■ **Stated task**
Reproduce all of the data that follows, character for character.

* Begin Data for this task *

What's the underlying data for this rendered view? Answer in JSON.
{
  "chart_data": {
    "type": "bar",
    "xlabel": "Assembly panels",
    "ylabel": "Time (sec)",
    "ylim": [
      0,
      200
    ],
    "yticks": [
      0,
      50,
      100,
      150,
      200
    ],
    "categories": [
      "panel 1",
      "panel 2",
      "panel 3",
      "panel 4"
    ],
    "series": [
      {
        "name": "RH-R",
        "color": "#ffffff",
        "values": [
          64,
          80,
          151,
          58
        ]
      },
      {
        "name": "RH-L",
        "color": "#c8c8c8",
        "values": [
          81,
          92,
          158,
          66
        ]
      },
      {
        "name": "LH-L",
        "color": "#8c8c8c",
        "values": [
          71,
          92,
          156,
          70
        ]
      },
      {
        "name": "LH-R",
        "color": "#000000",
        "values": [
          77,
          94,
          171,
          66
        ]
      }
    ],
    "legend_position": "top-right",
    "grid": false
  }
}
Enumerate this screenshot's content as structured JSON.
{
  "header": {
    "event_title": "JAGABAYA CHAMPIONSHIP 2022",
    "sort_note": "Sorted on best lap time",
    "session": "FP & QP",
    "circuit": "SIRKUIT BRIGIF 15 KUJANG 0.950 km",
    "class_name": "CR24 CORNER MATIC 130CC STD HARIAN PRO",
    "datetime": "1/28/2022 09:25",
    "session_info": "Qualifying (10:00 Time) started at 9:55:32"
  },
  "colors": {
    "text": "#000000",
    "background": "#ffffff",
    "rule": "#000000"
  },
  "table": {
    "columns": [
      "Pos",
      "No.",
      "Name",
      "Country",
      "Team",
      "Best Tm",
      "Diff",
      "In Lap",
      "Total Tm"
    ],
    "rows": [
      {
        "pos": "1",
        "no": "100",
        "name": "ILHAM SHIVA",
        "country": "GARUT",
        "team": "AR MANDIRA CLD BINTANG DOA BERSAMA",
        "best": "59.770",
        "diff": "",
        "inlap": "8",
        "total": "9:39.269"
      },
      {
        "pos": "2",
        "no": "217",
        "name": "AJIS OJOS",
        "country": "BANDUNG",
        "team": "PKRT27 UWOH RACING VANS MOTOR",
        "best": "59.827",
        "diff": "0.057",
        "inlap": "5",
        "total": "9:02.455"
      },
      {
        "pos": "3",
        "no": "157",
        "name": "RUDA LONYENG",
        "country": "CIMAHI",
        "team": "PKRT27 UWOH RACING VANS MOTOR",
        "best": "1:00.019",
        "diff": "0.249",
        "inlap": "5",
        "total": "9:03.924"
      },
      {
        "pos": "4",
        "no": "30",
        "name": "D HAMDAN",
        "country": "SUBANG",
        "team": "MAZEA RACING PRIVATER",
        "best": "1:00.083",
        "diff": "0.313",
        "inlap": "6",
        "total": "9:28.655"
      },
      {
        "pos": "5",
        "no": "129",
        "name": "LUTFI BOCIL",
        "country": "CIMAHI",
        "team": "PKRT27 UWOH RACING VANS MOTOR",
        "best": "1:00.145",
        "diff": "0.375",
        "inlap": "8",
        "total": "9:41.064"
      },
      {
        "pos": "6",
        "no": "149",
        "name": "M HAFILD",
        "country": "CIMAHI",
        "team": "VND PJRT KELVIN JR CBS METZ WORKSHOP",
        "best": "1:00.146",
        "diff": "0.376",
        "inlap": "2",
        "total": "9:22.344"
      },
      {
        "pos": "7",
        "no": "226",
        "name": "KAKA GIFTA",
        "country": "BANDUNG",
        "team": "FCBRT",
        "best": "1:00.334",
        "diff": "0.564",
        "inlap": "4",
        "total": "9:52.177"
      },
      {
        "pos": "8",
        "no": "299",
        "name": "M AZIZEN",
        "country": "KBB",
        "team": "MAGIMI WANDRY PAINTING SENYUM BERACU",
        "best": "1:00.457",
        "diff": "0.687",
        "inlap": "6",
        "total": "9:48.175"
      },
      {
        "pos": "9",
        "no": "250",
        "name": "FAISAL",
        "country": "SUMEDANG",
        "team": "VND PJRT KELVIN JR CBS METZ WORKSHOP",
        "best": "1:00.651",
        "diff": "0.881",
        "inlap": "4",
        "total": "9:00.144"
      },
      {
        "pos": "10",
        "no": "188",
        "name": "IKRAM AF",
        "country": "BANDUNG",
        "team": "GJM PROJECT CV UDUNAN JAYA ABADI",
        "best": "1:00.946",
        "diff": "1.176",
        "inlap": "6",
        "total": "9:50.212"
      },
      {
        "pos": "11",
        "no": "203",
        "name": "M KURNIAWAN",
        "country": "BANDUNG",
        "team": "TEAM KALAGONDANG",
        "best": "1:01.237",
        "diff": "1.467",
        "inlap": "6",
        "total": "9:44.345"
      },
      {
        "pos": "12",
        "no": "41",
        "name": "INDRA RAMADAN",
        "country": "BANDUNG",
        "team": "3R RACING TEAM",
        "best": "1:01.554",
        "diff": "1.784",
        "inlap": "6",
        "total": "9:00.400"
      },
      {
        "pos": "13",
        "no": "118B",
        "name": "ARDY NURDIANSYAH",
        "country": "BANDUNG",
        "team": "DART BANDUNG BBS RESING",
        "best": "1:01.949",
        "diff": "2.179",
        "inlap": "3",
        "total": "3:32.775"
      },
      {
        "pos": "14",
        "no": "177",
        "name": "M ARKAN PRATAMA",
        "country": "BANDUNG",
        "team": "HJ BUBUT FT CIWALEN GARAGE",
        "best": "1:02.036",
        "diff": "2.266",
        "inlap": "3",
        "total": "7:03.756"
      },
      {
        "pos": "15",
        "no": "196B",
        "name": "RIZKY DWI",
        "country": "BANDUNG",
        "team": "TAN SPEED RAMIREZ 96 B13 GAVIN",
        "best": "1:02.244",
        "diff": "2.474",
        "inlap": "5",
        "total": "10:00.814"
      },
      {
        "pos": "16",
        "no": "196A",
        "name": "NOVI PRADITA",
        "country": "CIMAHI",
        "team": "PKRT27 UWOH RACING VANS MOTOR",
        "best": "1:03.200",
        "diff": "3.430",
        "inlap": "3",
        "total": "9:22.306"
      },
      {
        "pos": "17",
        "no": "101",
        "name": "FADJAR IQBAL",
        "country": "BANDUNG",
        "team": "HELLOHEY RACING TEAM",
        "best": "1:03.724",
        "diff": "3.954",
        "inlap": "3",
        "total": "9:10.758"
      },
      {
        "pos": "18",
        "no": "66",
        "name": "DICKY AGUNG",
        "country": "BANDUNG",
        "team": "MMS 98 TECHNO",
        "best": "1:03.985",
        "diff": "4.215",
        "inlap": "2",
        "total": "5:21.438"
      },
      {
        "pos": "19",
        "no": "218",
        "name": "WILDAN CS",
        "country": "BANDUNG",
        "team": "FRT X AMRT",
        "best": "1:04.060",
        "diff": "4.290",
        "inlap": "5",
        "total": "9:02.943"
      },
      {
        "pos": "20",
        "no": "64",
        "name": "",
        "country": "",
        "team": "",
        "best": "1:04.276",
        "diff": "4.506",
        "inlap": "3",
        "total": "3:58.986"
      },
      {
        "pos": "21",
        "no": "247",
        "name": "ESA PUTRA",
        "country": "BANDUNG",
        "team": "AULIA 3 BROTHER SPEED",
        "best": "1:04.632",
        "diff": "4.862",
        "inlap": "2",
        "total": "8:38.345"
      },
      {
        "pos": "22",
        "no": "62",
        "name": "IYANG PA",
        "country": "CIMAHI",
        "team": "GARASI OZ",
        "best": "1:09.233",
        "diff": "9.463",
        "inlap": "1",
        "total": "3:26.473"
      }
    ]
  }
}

* End Data for this task *

■ **Output**
What's the underlying data for this rendered view? Answer in JSON.
{
  "chart_data": {
    "type": "bar",
    "xlabel": "Assembly panels",
    "ylabel": "Time (sec)",
    "ylim": [
      0,
      200
    ],
    "yticks": [
      0,
      50,
      100,
      150,
      200
    ],
    "categories": [
      "panel 1",
      "panel 2",
      "panel 3",
      "panel 4"
    ],
    "series": [
      {
        "name": "RH-R",
        "color": "#ffffff",
        "values": [
          64,
          80,
          151,
          58
        ]
      },
      {
        "name": "RH-L",
        "color": "#c8c8c8",
        "values": [
          81,
          92,
          158,
          66
        ]
      },
      {
        "name": "LH-L",
        "color": "#8c8c8c",
        "values": [
          71,
          92,
          156,
          70
        ]
      },
      {
        "name": "LH-R",
        "color": "#000000",
        "values": [
          77,
          94,
          171,
          66
        ]
      }
    ],
    "legend_position": "top-right",
    "grid": false
  }
}
Enumerate this screenshot's content as structured JSON.
{
  "header": {
    "event_title": "JAGABAYA CHAMPIONSHIP 2022",
    "sort_note": "Sorted on best lap time",
    "session": "FP & QP",
    "circuit": "SIRKUIT BRIGIF 15 KUJANG 0.950 km",
    "class_name": "CR24 CORNER MATIC 130CC STD HARIAN PRO",
    "datetime": "1/28/2022 09:25",
    "session_info": "Qualifying (10:00 Time) started at 9:55:32"
  },
  "colors": {
    "text": "#000000",
    "background": "#ffffff",
    "rule": "#000000"
  },
  "table": {
    "columns": [
      "Pos",
      "No.",
      "Name",
      "Country",
      "Team",
      "Best Tm",
      "Diff",
      "In Lap",
      "Total Tm"
    ],
    "rows": [
      {
        "pos": "1",
        "no": "100",
        "name": "ILHAM SHIVA",
        "country": "GARUT",
        "team": "AR MANDIRA CLD BINTANG DOA BERSAMA",
        "best": "59.770",
        "diff": "",
        "inlap": "8",
        "total": "9:39.269"
      },
      {
        "pos": "2",
        "no": "217",
        "name": "AJIS OJOS",
        "country": "BANDUNG",
        "team": "PKRT27 UWOH RACING VANS MOTOR",
        "best": "59.827",
        "diff": "0.057",
        "inlap": "5",
        "total": "9:02.455"
      },
      {
        "pos": "3",
        "no": "157",
        "name": "RUDA LONYENG",
        "country": "CIMAHI",
        "team": "PKRT27 UWOH RACING VANS MOTOR",
        "best": "1:00.019",
        "diff": "0.249",
        "inlap": "5",
        "total": "9:03.924"
      },
      {
        "pos": "4",
        "no": "30",
        "name": "D HAMDAN",
        "country": "SUBANG",
        "team": "MAZEA RACING PRIVATER",
        "best": "1:00.083",
        "diff": "0.313",
        "inlap": "6",
        "total": "9:28.655"
      },
      {
        "pos": "5",
        "no": "129",
        "name": "LUTFI BOCIL",
        "country": "CIMAHI",
        "team": "PKRT27 UWOH RACING VANS MOTOR",
        "best": "1:00.145",
        "diff": "0.375",
        "inlap": "8",
        "total": "9:41.064"
      },
      {
        "pos": "6",
        "no": "149",
        "name": "M HAFILD",
        "country": "CIMAHI",
        "team": "VND PJRT KELVIN JR CBS METZ WORKSHOP",
        "best": "1:00.146",
        "diff": "0.376",
        "inlap": "2",
        "total": "9:22.344"
      },
      {
        "pos": "7",
        "no": "226",
        "name": "KAKA GIFTA",
        "country": "BANDUNG",
        "team": "FCBRT",
        "best": "1:00.334",
        "diff": "0.564",
        "inlap": "4",
        "total": "9:52.177"
      },
      {
        "pos": "8",
        "no": "299",
        "name": "M AZIZEN",
        "country": "KBB",
        "team": "MAGIMI WANDRY PAINTING SENYUM BERACU",
        "best": "1:00.457",
        "diff": "0.687",
        "inlap": "6",
        "total": "9:48.175"
      },
      {
        "pos": "9",
        "no": "250",
        "name": "FAISAL",
        "country": "SUMEDANG",
        "team": "VND PJRT KELVIN JR CBS METZ WORKSHOP",
        "best": "1:00.651",
        "diff": "0.881",
        "inlap": "4",
        "total": "9:00.144"
      },
      {
        "pos": "10",
        "no": "188",
        "name": "IKRAM AF",
        "country": "BANDUNG",
        "team": "GJM PROJECT CV UDUNAN JAYA ABADI",
        "best": "1:00.946",
        "diff": "1.176",
        "inlap": "6",
        "total": "9:50.212"
      },
      {
        "pos": "11",
        "no": "203",
        "name": "M KURNIAWAN",
        "country": "BANDUNG",
        "team": "TEAM KALAGONDANG",
        "best": "1:01.237",
        "diff": "1.467",
        "inlap": "6",
        "total": "9:44.345"
      },
      {
        "pos": "12",
        "no": "41",
        "name": "INDRA RAMADAN",
        "country": "BANDUNG",
        "team": "3R RACING TEAM",
        "best": "1:01.554",
        "diff": "1.784",
        "inlap": "6",
        "total": "9:00.400"
      },
      {
        "pos": "13",
        "no": "118B",
        "name": "ARDY NURDIANSYAH",
        "country": "BANDUNG",
        "team": "DART BANDUNG BBS RESING",
        "best": "1:01.949",
        "diff": "2.179",
        "inlap": "3",
        "total": "3:32.775"
      },
      {
        "pos": "14",
        "no": "177",
        "name": "M ARKAN PRATAMA",
        "country": "BANDUNG",
        "team": "HJ BUBUT FT CIWALEN GARAGE",
        "best": "1:02.036",
        "diff": "2.266",
        "inlap": "3",
        "total": "7:03.756"
      },
      {
        "pos": "15",
        "no": "196B",
        "name": "RIZKY DWI",
        "country": "BANDUNG",
        "team": "TAN SPEED RAMIREZ 96 B13 GAVIN",
        "best": "1:02.244",
        "diff": "2.474",
        "inlap": "5",
        "total": "10:00.814"
      },
      {
        "pos": "16",
        "no": "196A",
        "name": "NOVI PRADITA",
        "country": "CIMAHI",
        "team": "PKRT27 UWOH RACING VANS MOTOR",
        "best": "1:03.200",
        "diff": "3.430",
        "inlap": "3",
        "total": "9:22.306"
      },
      {
        "pos": "17",
        "no": "101",
        "name": "FADJAR IQBAL",
        "country": "BANDUNG",
        "team": "HELLOHEY RACING TEAM",
        "best": "1:03.724",
        "diff": "3.954",
        "inlap": "3",
        "total": "9:10.758"
      },
      {
        "pos": "18",
        "no": "66",
        "name": "DICKY AGUNG",
        "country": "BANDUNG",
        "team": "MMS 98 TECHNO",
        "best": "1:03.985",
        "diff": "4.215",
        "inlap": "2",
        "total": "5:21.438"
      },
      {
        "pos": "19",
        "no": "218",
        "name": "WILDAN CS",
        "country": "BANDUNG",
        "team": "FRT X AMRT",
        "best": "1:04.060",
        "diff": "4.290",
        "inlap": "5",
        "total": "9:02.943"
      },
      {
        "pos": "20",
        "no": "64",
        "name": "",
        "country": "",
        "team": "",
        "best": "1:04.276",
        "diff": "4.506",
        "inlap": "3",
        "total": "3:58.986"
      },
      {
        "pos": "21",
        "no": "247",
        "name": "ESA PUTRA",
        "country": "BANDUNG",
        "team": "AULIA 3 BROTHER SPEED",
        "best": "1:04.632",
        "diff": "4.862",
        "inlap": "2",
        "total": "8:38.345"
      },
      {
        "pos": "22",
        "no": "62",
        "name": "IYANG PA",
        "country": "CIMAHI",
        "team": "GARASI OZ",
        "best": "1:09.233",
        "diff": "9.463",
        "inlap": "1",
        "total": "3:26.473"
      }
    ]
  }
}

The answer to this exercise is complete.